-- START SUPPLIED INFORMATION --
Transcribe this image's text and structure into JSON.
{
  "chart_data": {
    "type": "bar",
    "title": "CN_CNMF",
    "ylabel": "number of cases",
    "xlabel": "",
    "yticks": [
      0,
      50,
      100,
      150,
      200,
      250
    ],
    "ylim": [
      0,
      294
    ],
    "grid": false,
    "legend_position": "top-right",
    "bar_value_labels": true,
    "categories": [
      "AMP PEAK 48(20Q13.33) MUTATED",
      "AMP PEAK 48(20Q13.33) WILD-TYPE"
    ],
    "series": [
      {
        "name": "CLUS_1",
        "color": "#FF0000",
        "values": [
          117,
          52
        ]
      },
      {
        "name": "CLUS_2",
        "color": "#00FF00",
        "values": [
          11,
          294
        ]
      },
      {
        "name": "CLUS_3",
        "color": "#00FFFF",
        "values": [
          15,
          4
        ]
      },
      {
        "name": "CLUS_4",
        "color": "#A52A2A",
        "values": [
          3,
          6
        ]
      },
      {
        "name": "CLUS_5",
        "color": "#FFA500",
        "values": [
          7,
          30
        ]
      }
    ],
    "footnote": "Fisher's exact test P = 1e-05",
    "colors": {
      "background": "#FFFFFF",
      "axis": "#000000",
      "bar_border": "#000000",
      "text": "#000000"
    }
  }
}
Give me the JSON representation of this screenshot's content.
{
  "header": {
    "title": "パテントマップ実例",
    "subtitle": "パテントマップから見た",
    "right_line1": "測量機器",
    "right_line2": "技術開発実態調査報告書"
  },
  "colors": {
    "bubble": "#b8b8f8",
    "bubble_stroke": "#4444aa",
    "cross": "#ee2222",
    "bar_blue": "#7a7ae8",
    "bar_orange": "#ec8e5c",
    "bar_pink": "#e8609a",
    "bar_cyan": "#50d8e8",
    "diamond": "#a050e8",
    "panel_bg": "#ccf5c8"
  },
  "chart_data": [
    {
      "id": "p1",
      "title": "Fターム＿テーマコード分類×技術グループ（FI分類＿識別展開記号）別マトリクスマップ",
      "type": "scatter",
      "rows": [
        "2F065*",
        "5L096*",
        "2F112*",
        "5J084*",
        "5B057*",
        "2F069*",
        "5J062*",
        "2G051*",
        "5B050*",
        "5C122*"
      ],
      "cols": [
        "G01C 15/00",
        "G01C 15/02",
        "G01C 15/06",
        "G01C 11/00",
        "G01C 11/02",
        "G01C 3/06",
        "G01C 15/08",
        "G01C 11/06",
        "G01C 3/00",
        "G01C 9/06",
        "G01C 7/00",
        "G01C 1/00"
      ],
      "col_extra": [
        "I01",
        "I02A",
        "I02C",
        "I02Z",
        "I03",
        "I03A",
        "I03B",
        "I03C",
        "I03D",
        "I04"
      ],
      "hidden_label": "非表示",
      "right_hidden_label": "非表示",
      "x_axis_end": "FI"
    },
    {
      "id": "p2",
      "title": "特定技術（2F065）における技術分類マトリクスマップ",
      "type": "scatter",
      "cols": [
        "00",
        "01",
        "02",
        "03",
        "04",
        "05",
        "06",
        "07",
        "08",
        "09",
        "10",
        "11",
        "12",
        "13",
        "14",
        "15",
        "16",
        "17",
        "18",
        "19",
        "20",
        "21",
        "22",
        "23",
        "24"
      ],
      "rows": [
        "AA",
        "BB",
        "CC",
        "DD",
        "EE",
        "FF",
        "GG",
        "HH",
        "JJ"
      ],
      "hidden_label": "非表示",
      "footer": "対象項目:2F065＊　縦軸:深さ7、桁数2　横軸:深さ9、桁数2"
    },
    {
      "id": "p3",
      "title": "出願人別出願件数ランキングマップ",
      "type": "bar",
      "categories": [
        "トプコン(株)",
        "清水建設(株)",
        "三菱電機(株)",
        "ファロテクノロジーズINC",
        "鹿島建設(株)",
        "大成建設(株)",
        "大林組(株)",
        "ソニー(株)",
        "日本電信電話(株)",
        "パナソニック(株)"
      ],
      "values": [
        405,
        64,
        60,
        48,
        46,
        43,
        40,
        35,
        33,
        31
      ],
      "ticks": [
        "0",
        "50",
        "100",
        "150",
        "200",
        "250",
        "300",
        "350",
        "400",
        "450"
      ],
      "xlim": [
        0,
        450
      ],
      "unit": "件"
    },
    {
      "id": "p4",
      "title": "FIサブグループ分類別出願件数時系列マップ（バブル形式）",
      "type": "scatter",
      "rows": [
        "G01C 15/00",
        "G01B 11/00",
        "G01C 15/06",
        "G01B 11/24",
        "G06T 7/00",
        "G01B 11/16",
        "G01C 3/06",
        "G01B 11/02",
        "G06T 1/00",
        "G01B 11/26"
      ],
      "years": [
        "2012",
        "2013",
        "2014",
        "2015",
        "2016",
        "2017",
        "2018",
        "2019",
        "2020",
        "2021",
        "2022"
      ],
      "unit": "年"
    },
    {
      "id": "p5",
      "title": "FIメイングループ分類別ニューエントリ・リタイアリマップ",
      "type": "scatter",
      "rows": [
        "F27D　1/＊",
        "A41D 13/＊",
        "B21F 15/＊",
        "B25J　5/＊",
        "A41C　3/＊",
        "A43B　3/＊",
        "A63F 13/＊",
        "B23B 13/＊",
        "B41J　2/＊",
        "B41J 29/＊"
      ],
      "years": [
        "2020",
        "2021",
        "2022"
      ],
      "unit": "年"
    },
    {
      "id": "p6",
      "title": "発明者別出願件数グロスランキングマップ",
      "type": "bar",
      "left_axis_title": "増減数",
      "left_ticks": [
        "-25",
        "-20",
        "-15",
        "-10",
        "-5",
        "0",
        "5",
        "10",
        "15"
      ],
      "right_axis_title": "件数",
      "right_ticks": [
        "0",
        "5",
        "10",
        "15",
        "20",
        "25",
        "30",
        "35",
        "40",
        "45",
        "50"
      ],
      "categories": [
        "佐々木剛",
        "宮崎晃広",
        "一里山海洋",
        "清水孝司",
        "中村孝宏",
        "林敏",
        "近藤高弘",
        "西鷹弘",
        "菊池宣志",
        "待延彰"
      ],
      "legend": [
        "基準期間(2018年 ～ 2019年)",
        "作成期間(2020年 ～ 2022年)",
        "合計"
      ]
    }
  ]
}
-- END SUPPLIED INFORMATION --
- _DIRECTIONS_
Copy each record from above without leaving any out.

- _SOLUTION FOR THIS TASK_
Transcribe this image's text and structure into JSON.
{
  "chart_data": {
    "type": "bar",
    "title": "CN_CNMF",
    "ylabel": "number of cases",
    "xlabel": "",
    "yticks": [
      0,
      50,
      100,
      150,
      200,
      250
    ],
    "ylim": [
      0,
      294
    ],
    "grid": false,
    "legend_position": "top-right",
    "bar_value_labels": true,
    "categories": [
      "AMP PEAK 48(20Q13.33) MUTATED",
      "AMP PEAK 48(20Q13.33) WILD-TYPE"
    ],
    "series": [
      {
        "name": "CLUS_1",
        "color": "#FF0000",
        "values": [
          117,
          52
        ]
      },
      {
        "name": "CLUS_2",
        "color": "#00FF00",
        "values": [
          11,
          294
        ]
      },
      {
        "name": "CLUS_3",
        "color": "#00FFFF",
        "values": [
          15,
          4
        ]
      },
      {
        "name": "CLUS_4",
        "color": "#A52A2A",
        "values": [
          3,
          6
        ]
      },
      {
        "name": "CLUS_5",
        "color": "#FFA500",
        "values": [
          7,
          30
        ]
      }
    ],
    "footnote": "Fisher's exact test P = 1e-05",
    "colors": {
      "background": "#FFFFFF",
      "axis": "#000000",
      "bar_border": "#000000",
      "text": "#000000"
    }
  }
}
Give me the JSON representation of this screenshot's content.
{
  "header": {
    "title": "パテントマップ実例",
    "subtitle": "パテントマップから見た",
    "right_line1": "測量機器",
    "right_line2": "技術開発実態調査報告書"
  },
  "colors": {
    "bubble": "#b8b8f8",
    "bubble_stroke": "#4444aa",
    "cross": "#ee2222",
    "bar_blue": "#7a7ae8",
    "bar_orange": "#ec8e5c",
    "bar_pink": "#e8609a",
    "bar_cyan": "#50d8e8",
    "diamond": "#a050e8",
    "panel_bg": "#ccf5c8"
  },
  "chart_data": [
    {
      "id": "p1",
      "title": "Fターム＿テーマコード分類×技術グループ（FI分類＿識別展開記号）別マトリクスマップ",
      "type": "scatter",
      "rows": [
        "2F065*",
        "5L096*",
        "2F112*",
        "5J084*",
        "5B057*",
        "2F069*",
        "5J062*",
        "2G051*",
        "5B050*",
        "5C122*"
      ],
      "cols": [
        "G01C 15/00",
        "G01C 15/02",
        "G01C 15/06",
        "G01C 11/00",
        "G01C 11/02",
        "G01C 3/06",
        "G01C 15/08",
        "G01C 11/06",
        "G01C 3/00",
        "G01C 9/06",
        "G01C 7/00",
        "G01C 1/00"
      ],
      "col_extra": [
        "I01",
        "I02A",
        "I02C",
        "I02Z",
        "I03",
        "I03A",
        "I03B",
        "I03C",
        "I03D",
        "I04"
      ],
      "hidden_label": "非表示",
      "right_hidden_label": "非表示",
      "x_axis_end": "FI"
    },
    {
      "id": "p2",
      "title": "特定技術（2F065）における技術分類マトリクスマップ",
      "type": "scatter",
      "cols": [
        "00",
        "01",
        "02",
        "03",
        "04",
        "05",
        "06",
        "07",
        "08",
        "09",
        "10",
        "11",
        "12",
        "13",
        "14",
        "15",
        "16",
        "17",
        "18",
        "19",
        "20",
        "21",
        "22",
        "23",
        "24"
      ],
      "rows": [
        "AA",
        "BB",
        "CC",
        "DD",
        "EE",
        "FF",
        "GG",
        "HH",
        "JJ"
      ],
      "hidden_label": "非表示",
      "footer": "対象項目:2F065＊　縦軸:深さ7、桁数2　横軸:深さ9、桁数2"
    },
    {
      "id": "p3",
      "title": "出願人別出願件数ランキングマップ",
      "type": "bar",
      "categories": [
        "トプコン(株)",
        "清水建設(株)",
        "三菱電機(株)",
        "ファロテクノロジーズINC",
        "鹿島建設(株)",
        "大成建設(株)",
        "大林組(株)",
        "ソニー(株)",
        "日本電信電話(株)",
        "パナソニック(株)"
      ],
      "values": [
        405,
        64,
        60,
        48,
        46,
        43,
        40,
        35,
        33,
        31
      ],
      "ticks": [
        "0",
        "50",
        "100",
        "150",
        "200",
        "250",
        "300",
        "350",
        "400",
        "450"
      ],
      "xlim": [
        0,
        450
      ],
      "unit": "件"
    },
    {
      "id": "p4",
      "title": "FIサブグループ分類別出願件数時系列マップ（バブル形式）",
      "type": "scatter",
      "rows": [
        "G01C 15/00",
        "G01B 11/00",
        "G01C 15/06",
        "G01B 11/24",
        "G06T 7/00",
        "G01B 11/16",
        "G01C 3/06",
        "G01B 11/02",
        "G06T 1/00",
        "G01B 11/26"
      ],
      "years": [
        "2012",
        "2013",
        "2014",
        "2015",
        "2016",
        "2017",
        "2018",
        "2019",
        "2020",
        "2021",
        "2022"
      ],
      "unit": "年"
    },
    {
      "id": "p5",
      "title": "FIメイングループ分類別ニューエントリ・リタイアリマップ",
      "type": "scatter",
      "rows": [
        "F27D　1/＊",
        "A41D 13/＊",
        "B21F 15/＊",
        "B25J　5/＊",
        "A41C　3/＊",
        "A43B　3/＊",
        "A63F 13/＊",
        "B23B 13/＊",
        "B41J　2/＊",
        "B41J 29/＊"
      ],
      "years": [
        "2020",
        "2021",
        "2022"
      ],
      "unit": "年"
    },
    {
      "id": "p6",
      "title": "発明者別出願件数グロスランキングマップ",
      "type": "bar",
      "left_axis_title": "増減数",
      "left_ticks": [
        "-25",
        "-20",
        "-15",
        "-10",
        "-5",
        "0",
        "5",
        "10",
        "15"
      ],
      "right_axis_title": "件数",
      "right_ticks": [
        "0",
        "5",
        "10",
        "15",
        "20",
        "25",
        "30",
        "35",
        "40",
        "45",
        "50"
      ],
      "categories": [
        "佐々木剛",
        "宮崎晃広",
        "一里山海洋",
        "清水孝司",
        "中村孝宏",
        "林敏",
        "近藤高弘",
        "西鷹弘",
        "菊池宣志",
        "待延彰"
      ],
      "legend": [
        "基準期間(2018年 ～ 2019年)",
        "作成期間(2020年 ～ 2022年)",
        "合計"
      ]
    }
  ]
}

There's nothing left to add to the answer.